## [What is required]
Reproduce every entry exactly as shown.

━━━━━━

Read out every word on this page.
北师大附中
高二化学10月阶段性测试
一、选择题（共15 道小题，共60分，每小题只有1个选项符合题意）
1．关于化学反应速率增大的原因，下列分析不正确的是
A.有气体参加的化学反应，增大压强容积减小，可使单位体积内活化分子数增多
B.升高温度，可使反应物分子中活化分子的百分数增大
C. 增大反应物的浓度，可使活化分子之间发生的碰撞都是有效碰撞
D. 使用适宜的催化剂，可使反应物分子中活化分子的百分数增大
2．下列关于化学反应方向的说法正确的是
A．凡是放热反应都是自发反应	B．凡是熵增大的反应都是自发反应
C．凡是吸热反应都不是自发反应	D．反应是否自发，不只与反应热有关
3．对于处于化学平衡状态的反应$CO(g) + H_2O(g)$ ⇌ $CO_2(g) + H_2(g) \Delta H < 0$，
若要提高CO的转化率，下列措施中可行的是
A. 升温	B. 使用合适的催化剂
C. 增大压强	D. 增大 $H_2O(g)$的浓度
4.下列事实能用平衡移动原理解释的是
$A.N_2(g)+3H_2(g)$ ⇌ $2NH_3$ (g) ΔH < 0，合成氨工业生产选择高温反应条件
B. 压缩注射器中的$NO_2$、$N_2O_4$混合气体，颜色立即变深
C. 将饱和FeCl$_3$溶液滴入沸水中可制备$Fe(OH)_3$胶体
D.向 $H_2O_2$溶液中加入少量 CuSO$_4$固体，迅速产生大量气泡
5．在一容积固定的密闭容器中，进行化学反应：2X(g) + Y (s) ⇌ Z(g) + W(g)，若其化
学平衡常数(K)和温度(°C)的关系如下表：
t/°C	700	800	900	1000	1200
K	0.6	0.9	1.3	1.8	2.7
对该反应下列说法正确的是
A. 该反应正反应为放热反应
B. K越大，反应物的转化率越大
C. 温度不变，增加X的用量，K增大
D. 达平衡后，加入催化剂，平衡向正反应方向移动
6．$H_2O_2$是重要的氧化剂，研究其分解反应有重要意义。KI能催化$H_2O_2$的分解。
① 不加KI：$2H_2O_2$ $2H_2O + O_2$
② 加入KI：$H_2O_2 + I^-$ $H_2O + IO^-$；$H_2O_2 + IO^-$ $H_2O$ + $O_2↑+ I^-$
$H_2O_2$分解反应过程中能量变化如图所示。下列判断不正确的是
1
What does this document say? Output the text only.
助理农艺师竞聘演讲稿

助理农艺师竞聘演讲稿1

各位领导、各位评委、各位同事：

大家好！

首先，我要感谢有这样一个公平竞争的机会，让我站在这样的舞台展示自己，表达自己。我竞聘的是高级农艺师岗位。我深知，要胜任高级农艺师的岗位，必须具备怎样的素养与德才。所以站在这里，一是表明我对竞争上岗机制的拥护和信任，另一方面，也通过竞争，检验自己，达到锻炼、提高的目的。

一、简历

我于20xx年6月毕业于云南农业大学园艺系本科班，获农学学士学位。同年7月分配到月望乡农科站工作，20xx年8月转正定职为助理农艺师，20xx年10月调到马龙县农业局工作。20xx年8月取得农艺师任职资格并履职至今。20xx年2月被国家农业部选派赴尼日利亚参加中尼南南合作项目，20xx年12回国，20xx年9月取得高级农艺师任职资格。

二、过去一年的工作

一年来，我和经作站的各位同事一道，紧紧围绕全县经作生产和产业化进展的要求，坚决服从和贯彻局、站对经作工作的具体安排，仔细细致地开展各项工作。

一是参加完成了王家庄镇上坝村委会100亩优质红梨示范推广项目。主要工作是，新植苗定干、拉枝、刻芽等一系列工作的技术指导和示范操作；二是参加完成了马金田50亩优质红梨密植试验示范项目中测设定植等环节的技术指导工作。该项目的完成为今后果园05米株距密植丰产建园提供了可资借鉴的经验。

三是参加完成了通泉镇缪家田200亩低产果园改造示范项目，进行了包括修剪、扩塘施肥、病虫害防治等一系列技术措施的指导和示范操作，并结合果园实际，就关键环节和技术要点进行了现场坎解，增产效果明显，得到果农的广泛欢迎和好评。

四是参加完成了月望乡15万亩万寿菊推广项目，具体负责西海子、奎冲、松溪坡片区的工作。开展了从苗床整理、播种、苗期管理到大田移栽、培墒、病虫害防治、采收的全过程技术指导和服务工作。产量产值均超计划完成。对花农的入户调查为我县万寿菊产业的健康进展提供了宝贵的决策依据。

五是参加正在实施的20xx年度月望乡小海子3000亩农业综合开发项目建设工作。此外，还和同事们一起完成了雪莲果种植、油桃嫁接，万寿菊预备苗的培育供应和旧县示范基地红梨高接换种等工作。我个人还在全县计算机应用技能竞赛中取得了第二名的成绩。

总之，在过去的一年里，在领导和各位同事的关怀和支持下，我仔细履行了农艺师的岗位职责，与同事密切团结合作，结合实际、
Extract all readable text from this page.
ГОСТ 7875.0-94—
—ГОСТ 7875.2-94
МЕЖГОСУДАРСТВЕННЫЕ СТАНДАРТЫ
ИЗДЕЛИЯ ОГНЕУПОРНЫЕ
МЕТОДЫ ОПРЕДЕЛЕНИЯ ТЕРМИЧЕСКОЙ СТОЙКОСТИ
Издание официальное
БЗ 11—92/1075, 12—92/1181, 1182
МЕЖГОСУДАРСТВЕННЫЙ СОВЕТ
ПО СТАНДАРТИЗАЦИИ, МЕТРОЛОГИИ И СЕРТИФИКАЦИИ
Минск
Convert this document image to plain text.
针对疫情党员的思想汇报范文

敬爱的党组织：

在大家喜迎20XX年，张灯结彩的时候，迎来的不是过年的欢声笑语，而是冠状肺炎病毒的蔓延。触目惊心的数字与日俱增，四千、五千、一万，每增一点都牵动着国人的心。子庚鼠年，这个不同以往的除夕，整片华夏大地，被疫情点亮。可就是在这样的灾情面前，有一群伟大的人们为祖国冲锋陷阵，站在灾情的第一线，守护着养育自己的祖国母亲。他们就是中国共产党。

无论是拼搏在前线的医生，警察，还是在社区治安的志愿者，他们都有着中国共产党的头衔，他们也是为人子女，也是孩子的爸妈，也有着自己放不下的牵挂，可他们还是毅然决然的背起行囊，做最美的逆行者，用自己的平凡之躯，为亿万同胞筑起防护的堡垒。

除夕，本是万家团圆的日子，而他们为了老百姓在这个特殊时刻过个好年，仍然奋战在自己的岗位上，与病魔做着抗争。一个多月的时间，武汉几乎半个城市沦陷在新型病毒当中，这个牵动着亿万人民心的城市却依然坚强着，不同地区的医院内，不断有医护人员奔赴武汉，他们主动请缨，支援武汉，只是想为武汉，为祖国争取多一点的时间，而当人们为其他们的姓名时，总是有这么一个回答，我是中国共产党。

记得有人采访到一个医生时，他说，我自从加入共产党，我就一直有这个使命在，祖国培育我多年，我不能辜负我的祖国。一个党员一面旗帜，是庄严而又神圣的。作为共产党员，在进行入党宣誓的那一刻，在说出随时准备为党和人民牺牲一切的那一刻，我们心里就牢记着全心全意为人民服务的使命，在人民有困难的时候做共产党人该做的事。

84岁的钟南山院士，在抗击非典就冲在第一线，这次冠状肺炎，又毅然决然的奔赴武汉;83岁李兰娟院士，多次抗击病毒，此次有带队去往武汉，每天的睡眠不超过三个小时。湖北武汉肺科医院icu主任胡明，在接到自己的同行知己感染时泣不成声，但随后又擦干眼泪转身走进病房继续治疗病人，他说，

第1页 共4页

━━━━━━

## [Solution]
Read out every word on this page.
北师大附中
高二化学10月阶段性测试
一、选择题（共15 道小题，共60分，每小题只有1个选项符合题意）
1．关于化学反应速率增大的原因，下列分析不正确的是
A.有气体参加的化学反应，增大压强容积减小，可使单位体积内活化分子数增多
B.升高温度，可使反应物分子中活化分子的百分数增大
C. 增大反应物的浓度，可使活化分子之间发生的碰撞都是有效碰撞
D. 使用适宜的催化剂，可使反应物分子中活化分子的百分数增大
2．下列关于化学反应方向的说法正确的是
A．凡是放热反应都是自发反应	B．凡是熵增大的反应都是自发反应
C．凡是吸热反应都不是自发反应	D．反应是否自发，不只与反应热有关
3．对于处于化学平衡状态的反应$CO(g) + H_2O(g)$ ⇌ $CO_2(g) + H_2(g) \Delta H < 0$，
若要提高CO的转化率，下列措施中可行的是
A. 升温	B. 使用合适的催化剂
C. 增大压强	D. 增大 $H_2O(g)$的浓度
4.下列事实能用平衡移动原理解释的是
$A.N_2(g)+3H_2(g)$ ⇌ $2NH_3$ (g) ΔH < 0，合成氨工业生产选择高温反应条件
B. 压缩注射器中的$NO_2$、$N_2O_4$混合气体，颜色立即变深
C. 将饱和FeCl$_3$溶液滴入沸水中可制备$Fe(OH)_3$胶体
D.向 $H_2O_2$溶液中加入少量 CuSO$_4$固体，迅速产生大量气泡
5．在一容积固定的密闭容器中，进行化学反应：2X(g) + Y (s) ⇌ Z(g) + W(g)，若其化
学平衡常数(K)和温度(°C)的关系如下表：
t/°C	700	800	900	1000	1200
K	0.6	0.9	1.3	1.8	2.7
对该反应下列说法正确的是
A. 该反应正反应为放热反应
B. K越大，反应物的转化率越大
C. 温度不变，增加X的用量，K增大
D. 达平衡后，加入催化剂，平衡向正反应方向移动
6．$H_2O_2$是重要的氧化剂，研究其分解反应有重要意义。KI能催化$H_2O_2$的分解。
① 不加KI：$2H_2O_2$ $2H_2O + O_2$
② 加入KI：$H_2O_2 + I^-$ $H_2O + IO^-$；$H_2O_2 + IO^-$ $H_2O$ + $O_2↑+ I^-$
$H_2O_2$分解反应过程中能量变化如图所示。下列判断不正确的是
1
What does this document say? Output the text only.
助理农艺师竞聘演讲稿

助理农艺师竞聘演讲稿1

各位领导、各位评委、各位同事：

大家好！

首先，我要感谢有这样一个公平竞争的机会，让我站在这样的舞台展示自己，表达自己。我竞聘的是高级农艺师岗位。我深知，要胜任高级农艺师的岗位，必须具备怎样的素养与德才。所以站在这里，一是表明我对竞争上岗机制的拥护和信任，另一方面，也通过竞争，检验自己，达到锻炼、提高的目的。

一、简历

我于20xx年6月毕业于云南农业大学园艺系本科班，获农学学士学位。同年7月分配到月望乡农科站工作，20xx年8月转正定职为助理农艺师，20xx年10月调到马龙县农业局工作。20xx年8月取得农艺师任职资格并履职至今。20xx年2月被国家农业部选派赴尼日利亚参加中尼南南合作项目，20xx年12回国，20xx年9月取得高级农艺师任职资格。

二、过去一年的工作

一年来，我和经作站的各位同事一道，紧紧围绕全县经作生产和产业化进展的要求，坚决服从和贯彻局、站对经作工作的具体安排，仔细细致地开展各项工作。

一是参加完成了王家庄镇上坝村委会100亩优质红梨示范推广项目。主要工作是，新植苗定干、拉枝、刻芽等一系列工作的技术指导和示范操作；二是参加完成了马金田50亩优质红梨密植试验示范项目中测设定植等环节的技术指导工作。该项目的完成为今后果园05米株距密植丰产建园提供了可资借鉴的经验。

三是参加完成了通泉镇缪家田200亩低产果园改造示范项目，进行了包括修剪、扩塘施肥、病虫害防治等一系列技术措施的指导和示范操作，并结合果园实际，就关键环节和技术要点进行了现场坎解，增产效果明显，得到果农的广泛欢迎和好评。

四是参加完成了月望乡15万亩万寿菊推广项目，具体负责西海子、奎冲、松溪坡片区的工作。开展了从苗床整理、播种、苗期管理到大田移栽、培墒、病虫害防治、采收的全过程技术指导和服务工作。产量产值均超计划完成。对花农的入户调查为我县万寿菊产业的健康进展提供了宝贵的决策依据。

五是参加正在实施的20xx年度月望乡小海子3000亩农业综合开发项目建设工作。此外，还和同事们一起完成了雪莲果种植、油桃嫁接，万寿菊预备苗的培育供应和旧县示范基地红梨高接换种等工作。我个人还在全县计算机应用技能竞赛中取得了第二名的成绩。

总之，在过去的一年里，在领导和各位同事的关怀和支持下，我仔细履行了农艺师的岗位职责，与同事密切团结合作，结合实际、
Extract all readable text from this page.
ГОСТ 7875.0-94—
—ГОСТ 7875.2-94
МЕЖГОСУДАРСТВЕННЫЕ СТАНДАРТЫ
ИЗДЕЛИЯ ОГНЕУПОРНЫЕ
МЕТОДЫ ОПРЕДЕЛЕНИЯ ТЕРМИЧЕСКОЙ СТОЙКОСТИ
Издание официальное
БЗ 11—92/1075, 12—92/1181, 1182
МЕЖГОСУДАРСТВЕННЫЙ СОВЕТ
ПО СТАНДАРТИЗАЦИИ, МЕТРОЛОГИИ И СЕРТИФИКАЦИИ
Минск
Convert this document image to plain text.
针对疫情党员的思想汇报范文

敬爱的党组织：

在大家喜迎20XX年，张灯结彩的时候，迎来的不是过年的欢声笑语，而是冠状肺炎病毒的蔓延。触目惊心的数字与日俱增，四千、五千、一万，每增一点都牵动着国人的心。子庚鼠年，这个不同以往的除夕，整片华夏大地，被疫情点亮。可就是在这样的灾情面前，有一群伟大的人们为祖国冲锋陷阵，站在灾情的第一线，守护着养育自己的祖国母亲。他们就是中国共产党。

无论是拼搏在前线的医生，警察，还是在社区治安的志愿者，他们都有着中国共产党的头衔，他们也是为人子女，也是孩子的爸妈，也有着自己放不下的牵挂，可他们还是毅然决然的背起行囊，做最美的逆行者，用自己的平凡之躯，为亿万同胞筑起防护的堡垒。

除夕，本是万家团圆的日子，而他们为了老百姓在这个特殊时刻过个好年，仍然奋战在自己的岗位上，与病魔做着抗争。一个多月的时间，武汉几乎半个城市沦陷在新型病毒当中，这个牵动着亿万人民心的城市却依然坚强着，不同地区的医院内，不断有医护人员奔赴武汉，他们主动请缨，支援武汉，只是想为武汉，为祖国争取多一点的时间，而当人们为其他们的姓名时，总是有这么一个回答，我是中国共产党。

记得有人采访到一个医生时，他说，我自从加入共产党，我就一直有这个使命在，祖国培育我多年，我不能辜负我的祖国。一个党员一面旗帜，是庄严而又神圣的。作为共产党员，在进行入党宣誓的那一刻，在说出随时准备为党和人民牺牲一切的那一刻，我们心里就牢记着全心全意为人民服务的使命，在人民有困难的时候做共产党人该做的事。

84岁的钟南山院士，在抗击非典就冲在第一线，这次冠状肺炎，又毅然决然的奔赴武汉;83岁李兰娟院士，多次抗击病毒，此次有带队去往武汉，每天的睡眠不超过三个小时。湖北武汉肺科医院icu主任胡明，在接到自己的同行知己感染时泣不成声，但随后又擦干眼泪转身走进病房继续治疗病人，他说，

第1页 共4页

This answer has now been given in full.